WHAT IS BEING ASKED - Gather up every line from the entries below that uses the word "profiles".

[Dataset rows]
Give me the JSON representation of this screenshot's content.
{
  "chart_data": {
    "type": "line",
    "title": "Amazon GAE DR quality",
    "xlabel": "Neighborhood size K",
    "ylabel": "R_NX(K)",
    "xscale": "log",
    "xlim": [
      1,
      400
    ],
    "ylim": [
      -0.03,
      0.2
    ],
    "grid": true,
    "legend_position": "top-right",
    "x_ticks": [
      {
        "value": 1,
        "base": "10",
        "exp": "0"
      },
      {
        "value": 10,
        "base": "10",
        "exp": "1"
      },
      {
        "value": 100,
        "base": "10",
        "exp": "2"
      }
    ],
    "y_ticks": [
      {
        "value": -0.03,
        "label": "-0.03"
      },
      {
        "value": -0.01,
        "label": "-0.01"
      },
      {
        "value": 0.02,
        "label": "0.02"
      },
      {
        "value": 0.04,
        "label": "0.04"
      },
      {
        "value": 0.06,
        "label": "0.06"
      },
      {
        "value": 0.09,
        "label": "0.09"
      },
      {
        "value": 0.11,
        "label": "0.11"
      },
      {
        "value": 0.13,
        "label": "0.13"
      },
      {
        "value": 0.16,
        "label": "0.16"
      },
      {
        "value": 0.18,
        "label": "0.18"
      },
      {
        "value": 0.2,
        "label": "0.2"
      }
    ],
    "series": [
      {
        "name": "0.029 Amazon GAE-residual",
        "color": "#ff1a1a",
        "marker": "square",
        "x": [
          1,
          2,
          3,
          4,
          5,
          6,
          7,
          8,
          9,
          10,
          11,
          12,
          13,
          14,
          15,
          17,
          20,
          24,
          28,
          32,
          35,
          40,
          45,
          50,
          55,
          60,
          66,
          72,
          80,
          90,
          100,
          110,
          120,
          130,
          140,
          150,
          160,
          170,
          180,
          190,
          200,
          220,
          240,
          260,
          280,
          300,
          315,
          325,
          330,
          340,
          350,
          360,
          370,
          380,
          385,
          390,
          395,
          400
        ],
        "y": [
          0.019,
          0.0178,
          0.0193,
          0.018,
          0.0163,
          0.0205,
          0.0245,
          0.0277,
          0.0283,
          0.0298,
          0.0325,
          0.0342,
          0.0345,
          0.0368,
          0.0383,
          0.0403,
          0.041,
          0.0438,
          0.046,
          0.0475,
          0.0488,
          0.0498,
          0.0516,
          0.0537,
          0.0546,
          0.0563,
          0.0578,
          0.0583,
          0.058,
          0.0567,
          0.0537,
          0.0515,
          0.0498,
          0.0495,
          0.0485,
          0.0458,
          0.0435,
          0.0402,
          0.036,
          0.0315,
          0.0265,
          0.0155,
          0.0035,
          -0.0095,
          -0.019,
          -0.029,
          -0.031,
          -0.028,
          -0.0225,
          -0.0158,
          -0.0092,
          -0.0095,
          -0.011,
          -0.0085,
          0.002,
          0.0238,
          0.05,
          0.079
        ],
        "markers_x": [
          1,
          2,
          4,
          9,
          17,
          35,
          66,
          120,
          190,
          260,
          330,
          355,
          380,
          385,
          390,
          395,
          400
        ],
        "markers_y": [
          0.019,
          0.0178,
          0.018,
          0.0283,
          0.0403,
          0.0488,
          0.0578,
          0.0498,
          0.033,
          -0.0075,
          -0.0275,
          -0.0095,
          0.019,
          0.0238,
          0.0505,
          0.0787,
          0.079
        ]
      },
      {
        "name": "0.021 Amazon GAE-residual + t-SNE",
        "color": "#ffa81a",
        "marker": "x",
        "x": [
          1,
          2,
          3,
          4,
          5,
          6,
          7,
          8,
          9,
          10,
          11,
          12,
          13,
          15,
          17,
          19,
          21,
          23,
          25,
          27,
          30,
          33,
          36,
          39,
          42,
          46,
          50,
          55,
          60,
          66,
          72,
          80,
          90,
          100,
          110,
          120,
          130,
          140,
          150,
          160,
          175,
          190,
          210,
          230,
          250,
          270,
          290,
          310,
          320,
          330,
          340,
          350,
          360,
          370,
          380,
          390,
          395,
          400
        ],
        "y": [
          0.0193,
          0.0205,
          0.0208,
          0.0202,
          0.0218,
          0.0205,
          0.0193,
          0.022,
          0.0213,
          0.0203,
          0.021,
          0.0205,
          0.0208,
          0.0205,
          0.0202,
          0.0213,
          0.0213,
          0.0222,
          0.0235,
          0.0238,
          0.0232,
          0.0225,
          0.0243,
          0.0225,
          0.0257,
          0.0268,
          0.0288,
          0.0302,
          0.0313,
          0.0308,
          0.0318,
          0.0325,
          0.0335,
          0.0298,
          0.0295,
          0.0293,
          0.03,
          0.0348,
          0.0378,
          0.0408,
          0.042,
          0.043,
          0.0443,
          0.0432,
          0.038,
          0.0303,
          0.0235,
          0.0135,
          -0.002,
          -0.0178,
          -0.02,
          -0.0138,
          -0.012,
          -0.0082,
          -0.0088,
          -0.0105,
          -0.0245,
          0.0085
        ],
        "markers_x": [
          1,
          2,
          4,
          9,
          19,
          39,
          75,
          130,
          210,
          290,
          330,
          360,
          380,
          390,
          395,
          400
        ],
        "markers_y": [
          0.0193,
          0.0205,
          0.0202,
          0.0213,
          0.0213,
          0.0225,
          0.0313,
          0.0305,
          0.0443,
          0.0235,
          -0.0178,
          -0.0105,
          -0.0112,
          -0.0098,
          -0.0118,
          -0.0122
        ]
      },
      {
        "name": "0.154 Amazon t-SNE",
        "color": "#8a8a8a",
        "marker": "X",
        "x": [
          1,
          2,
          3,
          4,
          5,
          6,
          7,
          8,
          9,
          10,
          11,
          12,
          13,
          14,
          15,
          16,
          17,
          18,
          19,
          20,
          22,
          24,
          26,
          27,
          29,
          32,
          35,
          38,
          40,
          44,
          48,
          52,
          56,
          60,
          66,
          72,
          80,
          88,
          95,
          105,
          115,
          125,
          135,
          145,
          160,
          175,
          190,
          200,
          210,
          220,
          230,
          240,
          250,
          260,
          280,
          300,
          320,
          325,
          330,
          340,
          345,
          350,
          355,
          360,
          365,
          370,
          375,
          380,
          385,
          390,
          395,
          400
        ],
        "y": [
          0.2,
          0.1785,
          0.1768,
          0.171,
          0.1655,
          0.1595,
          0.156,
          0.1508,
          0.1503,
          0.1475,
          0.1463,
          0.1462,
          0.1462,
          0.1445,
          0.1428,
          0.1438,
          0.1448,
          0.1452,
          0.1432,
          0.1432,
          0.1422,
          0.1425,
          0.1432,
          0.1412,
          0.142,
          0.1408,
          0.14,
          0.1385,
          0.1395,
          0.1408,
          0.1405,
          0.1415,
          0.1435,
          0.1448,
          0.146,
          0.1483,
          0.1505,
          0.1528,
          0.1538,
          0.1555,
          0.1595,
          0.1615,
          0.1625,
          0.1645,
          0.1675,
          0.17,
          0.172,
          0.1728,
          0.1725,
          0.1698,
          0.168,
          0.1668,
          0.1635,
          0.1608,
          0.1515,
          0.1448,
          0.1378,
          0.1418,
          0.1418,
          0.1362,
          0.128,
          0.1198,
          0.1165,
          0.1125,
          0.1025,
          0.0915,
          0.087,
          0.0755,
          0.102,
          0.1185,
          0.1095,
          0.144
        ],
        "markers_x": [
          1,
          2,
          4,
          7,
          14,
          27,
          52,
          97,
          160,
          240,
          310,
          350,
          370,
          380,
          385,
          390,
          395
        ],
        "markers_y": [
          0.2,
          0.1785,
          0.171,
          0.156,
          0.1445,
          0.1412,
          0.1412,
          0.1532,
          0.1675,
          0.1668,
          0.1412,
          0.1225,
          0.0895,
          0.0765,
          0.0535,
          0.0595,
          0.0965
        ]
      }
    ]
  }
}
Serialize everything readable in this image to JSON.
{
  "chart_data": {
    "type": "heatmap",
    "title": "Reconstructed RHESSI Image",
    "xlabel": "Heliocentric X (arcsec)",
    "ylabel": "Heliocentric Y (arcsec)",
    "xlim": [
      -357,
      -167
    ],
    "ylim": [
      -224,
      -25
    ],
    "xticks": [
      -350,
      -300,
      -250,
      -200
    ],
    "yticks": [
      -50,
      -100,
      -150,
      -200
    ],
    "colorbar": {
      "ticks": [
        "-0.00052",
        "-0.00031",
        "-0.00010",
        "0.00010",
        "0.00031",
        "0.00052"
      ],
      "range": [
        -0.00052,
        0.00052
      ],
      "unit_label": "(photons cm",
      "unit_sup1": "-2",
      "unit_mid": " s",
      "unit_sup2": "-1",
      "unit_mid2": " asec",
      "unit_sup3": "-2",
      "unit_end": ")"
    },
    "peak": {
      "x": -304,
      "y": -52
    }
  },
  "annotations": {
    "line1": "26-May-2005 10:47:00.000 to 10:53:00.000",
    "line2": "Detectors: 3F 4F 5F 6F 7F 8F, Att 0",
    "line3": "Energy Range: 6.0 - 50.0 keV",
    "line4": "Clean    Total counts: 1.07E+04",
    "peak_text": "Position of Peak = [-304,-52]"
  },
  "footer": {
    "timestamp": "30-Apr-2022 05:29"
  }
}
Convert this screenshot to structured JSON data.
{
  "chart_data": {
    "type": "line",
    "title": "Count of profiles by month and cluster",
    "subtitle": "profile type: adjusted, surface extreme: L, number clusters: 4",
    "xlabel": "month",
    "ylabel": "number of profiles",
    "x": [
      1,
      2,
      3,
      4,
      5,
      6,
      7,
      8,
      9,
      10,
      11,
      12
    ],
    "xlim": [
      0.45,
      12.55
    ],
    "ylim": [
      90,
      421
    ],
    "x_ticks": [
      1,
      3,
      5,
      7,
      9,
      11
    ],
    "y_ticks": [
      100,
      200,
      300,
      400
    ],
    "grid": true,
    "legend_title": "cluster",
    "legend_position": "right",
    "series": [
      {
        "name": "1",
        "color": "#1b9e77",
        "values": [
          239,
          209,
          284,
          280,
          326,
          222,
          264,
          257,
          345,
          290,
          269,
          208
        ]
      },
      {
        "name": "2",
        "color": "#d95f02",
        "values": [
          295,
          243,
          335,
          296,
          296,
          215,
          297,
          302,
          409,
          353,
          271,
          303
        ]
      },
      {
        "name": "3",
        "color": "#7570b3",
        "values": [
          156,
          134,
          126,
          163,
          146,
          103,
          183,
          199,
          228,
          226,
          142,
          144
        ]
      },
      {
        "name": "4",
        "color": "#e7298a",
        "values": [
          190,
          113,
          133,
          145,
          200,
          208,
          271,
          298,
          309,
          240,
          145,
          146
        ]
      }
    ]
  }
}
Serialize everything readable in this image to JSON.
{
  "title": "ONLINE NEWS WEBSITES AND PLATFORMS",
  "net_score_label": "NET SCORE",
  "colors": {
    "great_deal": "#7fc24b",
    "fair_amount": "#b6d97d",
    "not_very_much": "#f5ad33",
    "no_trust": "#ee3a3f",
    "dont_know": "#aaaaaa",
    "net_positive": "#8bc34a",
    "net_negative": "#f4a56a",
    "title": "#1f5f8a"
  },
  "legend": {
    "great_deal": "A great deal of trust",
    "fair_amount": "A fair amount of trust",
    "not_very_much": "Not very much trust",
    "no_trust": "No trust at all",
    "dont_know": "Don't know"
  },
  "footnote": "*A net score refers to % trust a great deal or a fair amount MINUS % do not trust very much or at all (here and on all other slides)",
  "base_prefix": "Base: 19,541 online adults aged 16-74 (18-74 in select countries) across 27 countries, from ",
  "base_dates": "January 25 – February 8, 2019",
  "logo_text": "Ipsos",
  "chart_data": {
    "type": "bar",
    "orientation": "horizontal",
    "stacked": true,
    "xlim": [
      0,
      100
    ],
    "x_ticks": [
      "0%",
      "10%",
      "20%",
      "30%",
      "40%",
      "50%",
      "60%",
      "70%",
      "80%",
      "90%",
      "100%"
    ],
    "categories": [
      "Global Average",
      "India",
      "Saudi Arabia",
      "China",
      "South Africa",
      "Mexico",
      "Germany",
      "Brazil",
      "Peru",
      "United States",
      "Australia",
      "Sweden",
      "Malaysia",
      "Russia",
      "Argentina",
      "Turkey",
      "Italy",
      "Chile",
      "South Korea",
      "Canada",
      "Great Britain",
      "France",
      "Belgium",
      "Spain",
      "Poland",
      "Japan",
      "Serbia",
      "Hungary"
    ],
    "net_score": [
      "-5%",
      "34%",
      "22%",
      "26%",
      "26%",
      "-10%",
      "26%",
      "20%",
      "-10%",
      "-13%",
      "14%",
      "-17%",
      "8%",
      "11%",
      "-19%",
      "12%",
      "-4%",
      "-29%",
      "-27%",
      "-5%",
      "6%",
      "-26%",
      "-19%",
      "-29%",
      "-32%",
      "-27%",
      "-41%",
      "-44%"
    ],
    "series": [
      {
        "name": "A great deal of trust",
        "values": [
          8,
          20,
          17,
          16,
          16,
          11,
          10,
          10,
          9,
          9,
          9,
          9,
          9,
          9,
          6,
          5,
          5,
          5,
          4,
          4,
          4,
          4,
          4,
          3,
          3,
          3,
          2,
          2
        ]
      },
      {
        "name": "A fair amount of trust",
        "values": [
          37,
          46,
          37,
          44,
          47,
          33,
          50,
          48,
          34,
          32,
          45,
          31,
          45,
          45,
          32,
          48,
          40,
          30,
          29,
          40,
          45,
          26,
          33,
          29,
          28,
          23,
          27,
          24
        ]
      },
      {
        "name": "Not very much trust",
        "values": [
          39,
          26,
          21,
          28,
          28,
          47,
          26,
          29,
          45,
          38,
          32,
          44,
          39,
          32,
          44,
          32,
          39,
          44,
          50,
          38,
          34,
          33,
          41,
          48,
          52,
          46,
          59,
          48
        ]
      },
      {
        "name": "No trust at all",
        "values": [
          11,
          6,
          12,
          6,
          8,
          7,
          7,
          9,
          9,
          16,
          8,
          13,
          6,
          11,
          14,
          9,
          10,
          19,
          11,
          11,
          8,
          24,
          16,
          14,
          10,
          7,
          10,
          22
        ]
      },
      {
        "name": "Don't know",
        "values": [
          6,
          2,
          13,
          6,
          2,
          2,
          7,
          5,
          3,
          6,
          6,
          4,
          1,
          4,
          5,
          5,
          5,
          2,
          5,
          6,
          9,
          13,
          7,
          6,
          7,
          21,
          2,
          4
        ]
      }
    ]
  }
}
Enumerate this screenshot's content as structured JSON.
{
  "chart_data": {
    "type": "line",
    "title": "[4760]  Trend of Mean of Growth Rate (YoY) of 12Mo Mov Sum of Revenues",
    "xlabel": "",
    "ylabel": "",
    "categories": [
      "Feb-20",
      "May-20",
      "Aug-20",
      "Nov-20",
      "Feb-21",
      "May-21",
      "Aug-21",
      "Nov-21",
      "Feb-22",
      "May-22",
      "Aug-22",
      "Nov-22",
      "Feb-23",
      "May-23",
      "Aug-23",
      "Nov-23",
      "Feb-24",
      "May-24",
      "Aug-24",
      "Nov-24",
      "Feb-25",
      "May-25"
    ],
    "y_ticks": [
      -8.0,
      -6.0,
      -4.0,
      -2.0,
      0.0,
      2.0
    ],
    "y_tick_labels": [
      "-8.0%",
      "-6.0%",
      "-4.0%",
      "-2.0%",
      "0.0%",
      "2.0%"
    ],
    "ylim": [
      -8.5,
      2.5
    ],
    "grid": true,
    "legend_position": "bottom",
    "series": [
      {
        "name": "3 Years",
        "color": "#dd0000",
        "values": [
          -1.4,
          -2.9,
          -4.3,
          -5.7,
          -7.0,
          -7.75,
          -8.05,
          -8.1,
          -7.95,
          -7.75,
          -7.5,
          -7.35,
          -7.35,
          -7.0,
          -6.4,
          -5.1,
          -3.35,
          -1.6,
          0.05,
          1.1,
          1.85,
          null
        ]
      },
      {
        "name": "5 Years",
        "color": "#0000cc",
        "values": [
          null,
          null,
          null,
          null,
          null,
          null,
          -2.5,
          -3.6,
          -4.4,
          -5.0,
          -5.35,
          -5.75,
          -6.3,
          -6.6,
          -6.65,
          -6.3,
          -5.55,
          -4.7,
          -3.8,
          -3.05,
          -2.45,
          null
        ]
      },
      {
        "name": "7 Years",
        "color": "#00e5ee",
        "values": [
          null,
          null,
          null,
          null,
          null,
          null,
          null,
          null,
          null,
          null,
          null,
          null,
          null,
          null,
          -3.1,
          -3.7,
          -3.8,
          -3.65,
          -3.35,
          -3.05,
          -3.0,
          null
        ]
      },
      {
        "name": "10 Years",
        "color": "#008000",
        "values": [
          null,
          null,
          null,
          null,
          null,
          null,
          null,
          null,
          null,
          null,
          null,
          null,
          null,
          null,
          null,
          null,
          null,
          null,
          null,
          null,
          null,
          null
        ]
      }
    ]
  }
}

COMPLETE ANSWER -
    "title": "Count of profiles by month and cluster",
    "ylabel": "number of profiles",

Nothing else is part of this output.